Repeat the material below exactly, with no pictures.

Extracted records
***

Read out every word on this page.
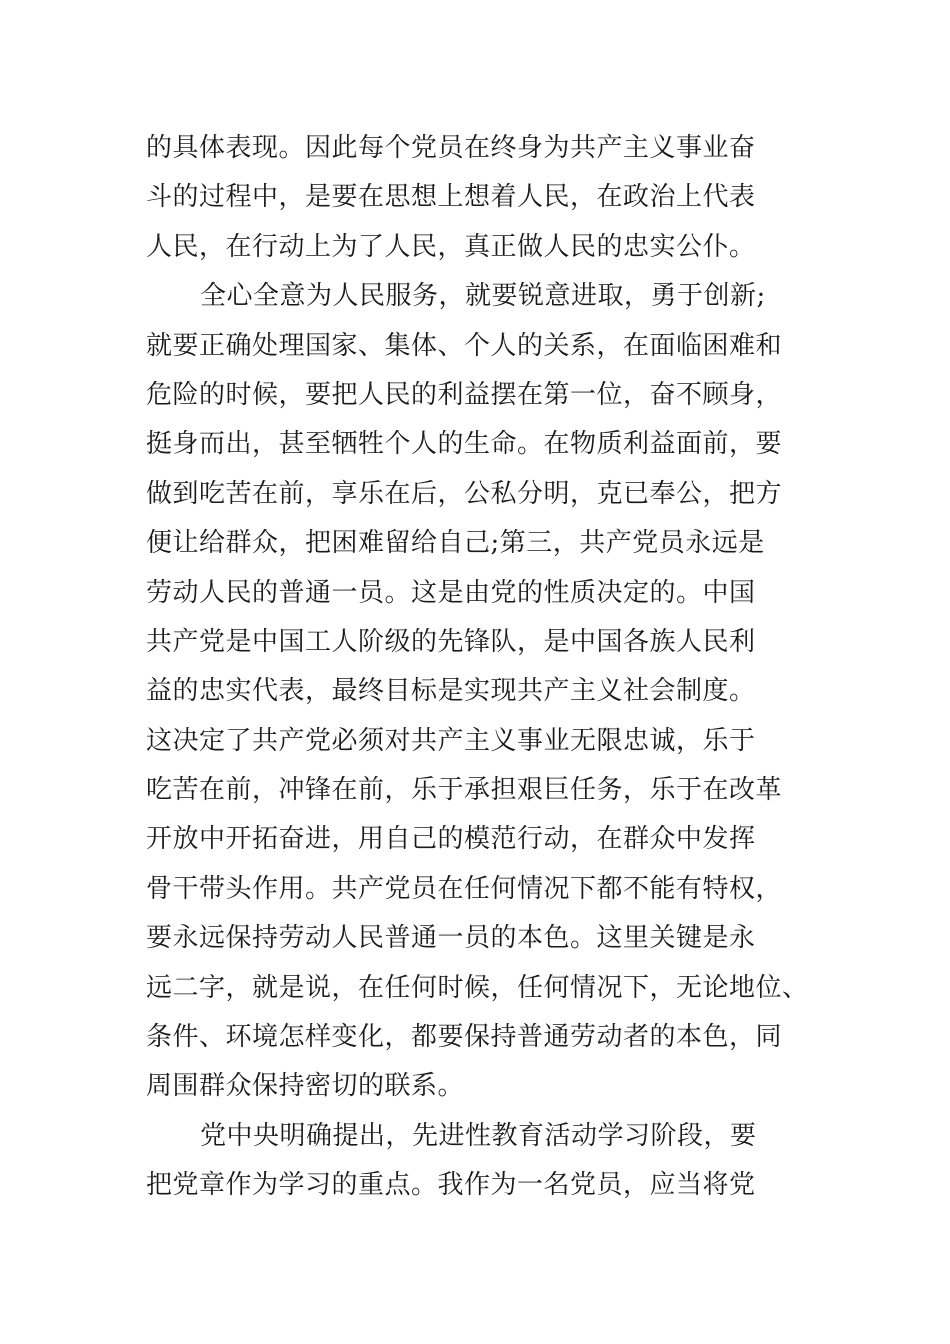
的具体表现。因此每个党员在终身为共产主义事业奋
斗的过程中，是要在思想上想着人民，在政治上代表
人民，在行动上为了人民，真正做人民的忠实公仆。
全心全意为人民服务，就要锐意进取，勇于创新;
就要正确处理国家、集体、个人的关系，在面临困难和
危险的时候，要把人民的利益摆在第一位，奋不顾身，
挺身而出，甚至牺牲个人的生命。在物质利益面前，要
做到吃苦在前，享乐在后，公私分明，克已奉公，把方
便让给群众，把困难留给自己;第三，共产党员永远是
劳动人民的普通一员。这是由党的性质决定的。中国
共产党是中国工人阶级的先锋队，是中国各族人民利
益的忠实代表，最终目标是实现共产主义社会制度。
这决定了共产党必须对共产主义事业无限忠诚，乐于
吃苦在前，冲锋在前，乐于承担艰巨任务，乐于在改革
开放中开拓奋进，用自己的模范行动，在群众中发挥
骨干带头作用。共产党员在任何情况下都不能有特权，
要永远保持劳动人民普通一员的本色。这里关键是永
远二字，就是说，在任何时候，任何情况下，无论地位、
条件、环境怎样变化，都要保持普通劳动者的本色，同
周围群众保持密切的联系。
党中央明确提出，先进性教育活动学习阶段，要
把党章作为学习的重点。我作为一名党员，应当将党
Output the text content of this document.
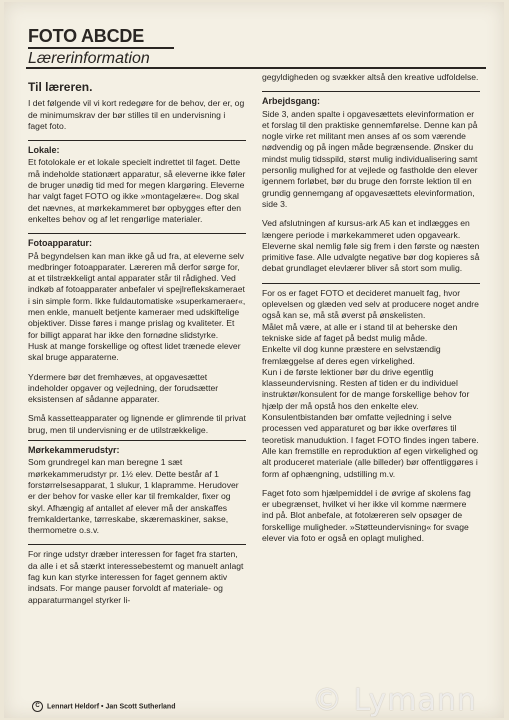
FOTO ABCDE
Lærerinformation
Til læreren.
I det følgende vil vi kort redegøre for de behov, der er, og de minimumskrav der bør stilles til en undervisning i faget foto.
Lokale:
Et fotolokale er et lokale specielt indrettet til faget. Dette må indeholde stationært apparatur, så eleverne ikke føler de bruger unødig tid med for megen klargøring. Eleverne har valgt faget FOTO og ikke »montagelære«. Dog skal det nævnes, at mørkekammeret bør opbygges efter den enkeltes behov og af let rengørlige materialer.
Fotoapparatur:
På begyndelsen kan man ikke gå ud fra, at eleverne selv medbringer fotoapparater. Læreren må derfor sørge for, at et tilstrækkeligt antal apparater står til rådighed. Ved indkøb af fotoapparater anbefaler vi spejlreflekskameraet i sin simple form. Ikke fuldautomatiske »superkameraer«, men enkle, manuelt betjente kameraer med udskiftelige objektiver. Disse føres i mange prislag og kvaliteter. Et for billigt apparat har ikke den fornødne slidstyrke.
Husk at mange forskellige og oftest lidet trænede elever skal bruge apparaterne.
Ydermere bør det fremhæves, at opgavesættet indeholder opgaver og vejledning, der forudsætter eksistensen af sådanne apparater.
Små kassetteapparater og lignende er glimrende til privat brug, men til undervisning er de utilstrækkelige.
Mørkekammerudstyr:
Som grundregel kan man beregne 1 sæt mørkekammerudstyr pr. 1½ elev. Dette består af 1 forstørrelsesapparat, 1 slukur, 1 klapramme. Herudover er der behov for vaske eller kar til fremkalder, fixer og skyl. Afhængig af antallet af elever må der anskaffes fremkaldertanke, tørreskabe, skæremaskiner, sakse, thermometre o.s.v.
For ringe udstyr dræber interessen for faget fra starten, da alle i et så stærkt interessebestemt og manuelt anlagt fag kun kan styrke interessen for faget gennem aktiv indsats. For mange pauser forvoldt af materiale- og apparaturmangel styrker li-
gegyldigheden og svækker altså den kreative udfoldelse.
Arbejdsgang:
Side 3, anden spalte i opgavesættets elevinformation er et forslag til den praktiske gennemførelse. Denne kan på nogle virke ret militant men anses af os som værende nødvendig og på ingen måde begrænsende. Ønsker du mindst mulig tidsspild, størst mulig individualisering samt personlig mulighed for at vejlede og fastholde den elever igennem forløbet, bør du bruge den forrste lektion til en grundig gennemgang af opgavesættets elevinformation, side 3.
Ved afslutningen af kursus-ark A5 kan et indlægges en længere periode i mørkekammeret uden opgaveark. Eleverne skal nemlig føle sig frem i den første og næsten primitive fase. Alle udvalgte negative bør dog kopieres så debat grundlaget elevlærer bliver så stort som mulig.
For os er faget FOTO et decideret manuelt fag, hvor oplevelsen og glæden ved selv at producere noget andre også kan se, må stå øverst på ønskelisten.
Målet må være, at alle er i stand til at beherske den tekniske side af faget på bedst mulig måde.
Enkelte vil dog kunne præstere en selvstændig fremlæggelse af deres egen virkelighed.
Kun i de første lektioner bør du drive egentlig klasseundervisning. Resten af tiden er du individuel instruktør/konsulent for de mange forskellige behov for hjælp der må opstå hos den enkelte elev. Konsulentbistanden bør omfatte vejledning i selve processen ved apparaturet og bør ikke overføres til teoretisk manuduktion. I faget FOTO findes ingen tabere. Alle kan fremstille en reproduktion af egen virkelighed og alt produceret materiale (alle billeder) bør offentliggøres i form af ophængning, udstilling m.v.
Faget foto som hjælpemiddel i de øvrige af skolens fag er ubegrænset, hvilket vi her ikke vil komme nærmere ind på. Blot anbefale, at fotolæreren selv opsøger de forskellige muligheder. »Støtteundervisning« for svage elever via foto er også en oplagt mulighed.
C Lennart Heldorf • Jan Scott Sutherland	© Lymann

***

- **Solution**:
Read out every word on this page.
的具体表现。因此每个党员在终身为共产主义事业奋
斗的过程中，是要在思想上想着人民，在政治上代表
人民，在行动上为了人民，真正做人民的忠实公仆。
全心全意为人民服务，就要锐意进取，勇于创新;
就要正确处理国家、集体、个人的关系，在面临困难和
危险的时候，要把人民的利益摆在第一位，奋不顾身，
挺身而出，甚至牺牲个人的生命。在物质利益面前，要
做到吃苦在前，享乐在后，公私分明，克已奉公，把方
便让给群众，把困难留给自己;第三，共产党员永远是
劳动人民的普通一员。这是由党的性质决定的。中国
共产党是中国工人阶级的先锋队，是中国各族人民利
益的忠实代表，最终目标是实现共产主义社会制度。
这决定了共产党必须对共产主义事业无限忠诚，乐于
吃苦在前，冲锋在前，乐于承担艰巨任务，乐于在改革
开放中开拓奋进，用自己的模范行动，在群众中发挥
骨干带头作用。共产党员在任何情况下都不能有特权，
要永远保持劳动人民普通一员的本色。这里关键是永
远二字，就是说，在任何时候，任何情况下，无论地位、
条件、环境怎样变化，都要保持普通劳动者的本色，同
周围群众保持密切的联系。
党中央明确提出，先进性教育活动学习阶段，要
把党章作为学习的重点。我作为一名党员，应当将党
Output the text content of this document.
FOTO ABCDE
Lærerinformation
Til læreren.
I det følgende vil vi kort redegøre for de behov, der er, og de minimumskrav der bør stilles til en undervisning i faget foto.
Lokale:
Et fotolokale er et lokale specielt indrettet til faget. Dette må indeholde stationært apparatur, så eleverne ikke føler de bruger unødig tid med for megen klargøring. Eleverne har valgt faget FOTO og ikke »montagelære«. Dog skal det nævnes, at mørkekammeret bør opbygges efter den enkeltes behov og af let rengørlige materialer.
Fotoapparatur:
På begyndelsen kan man ikke gå ud fra, at eleverne selv medbringer fotoapparater. Læreren må derfor sørge for, at et tilstrækkeligt antal apparater står til rådighed. Ved indkøb af fotoapparater anbefaler vi spejlreflekskameraet i sin simple form. Ikke fuldautomatiske »superkameraer«, men enkle, manuelt betjente kameraer med udskiftelige objektiver. Disse føres i mange prislag og kvaliteter. Et for billigt apparat har ikke den fornødne slidstyrke.
Husk at mange forskellige og oftest lidet trænede elever skal bruge apparaterne.
Ydermere bør det fremhæves, at opgavesættet indeholder opgaver og vejledning, der forudsætter eksistensen af sådanne apparater.
Små kassetteapparater og lignende er glimrende til privat brug, men til undervisning er de utilstrækkelige.
Mørkekammerudstyr:
Som grundregel kan man beregne 1 sæt mørkekammerudstyr pr. 1½ elev. Dette består af 1 forstørrelsesapparat, 1 slukur, 1 klapramme. Herudover er der behov for vaske eller kar til fremkalder, fixer og skyl. Afhængig af antallet af elever må der anskaffes fremkaldertanke, tørreskabe, skæremaskiner, sakse, thermometre o.s.v.
For ringe udstyr dræber interessen for faget fra starten, da alle i et så stærkt interessebestemt og manuelt anlagt fag kun kan styrke interessen for faget gennem aktiv indsats. For mange pauser forvoldt af materiale- og apparaturmangel styrker li-
gegyldigheden og svækker altså den kreative udfoldelse.
Arbejdsgang:
Side 3, anden spalte i opgavesættets elevinformation er et forslag til den praktiske gennemførelse. Denne kan på nogle virke ret militant men anses af os som værende nødvendig og på ingen måde begrænsende. Ønsker du mindst mulig tidsspild, størst mulig individualisering samt personlig mulighed for at vejlede og fastholde den elever igennem forløbet, bør du bruge den forrste lektion til en grundig gennemgang af opgavesættets elevinformation, side 3.
Ved afslutningen af kursus-ark A5 kan et indlægges en længere periode i mørkekammeret uden opgaveark. Eleverne skal nemlig føle sig frem i den første og næsten primitive fase. Alle udvalgte negative bør dog kopieres så debat grundlaget elevlærer bliver så stort som mulig.
For os er faget FOTO et decideret manuelt fag, hvor oplevelsen og glæden ved selv at producere noget andre også kan se, må stå øverst på ønskelisten.
Målet må være, at alle er i stand til at beherske den tekniske side af faget på bedst mulig måde.
Enkelte vil dog kunne præstere en selvstændig fremlæggelse af deres egen virkelighed.
Kun i de første lektioner bør du drive egentlig klasseundervisning. Resten af tiden er du individuel instruktør/konsulent for de mange forskellige behov for hjælp der må opstå hos den enkelte elev. Konsulentbistanden bør omfatte vejledning i selve processen ved apparaturet og bør ikke overføres til teoretisk manuduktion. I faget FOTO findes ingen tabere. Alle kan fremstille en reproduktion af egen virkelighed og alt produceret materiale (alle billeder) bør offentliggøres i form af ophængning, udstilling m.v.
Faget foto som hjælpemiddel i de øvrige af skolens fag er ubegrænset, hvilket vi her ikke vil komme nærmere ind på. Blot anbefale, at fotolæreren selv opsøger de forskellige muligheder. »Støtteundervisning« for svage elever via foto er også en oplagt mulighed.
C Lennart Heldorf • Jan Scott Sutherland	© Lymann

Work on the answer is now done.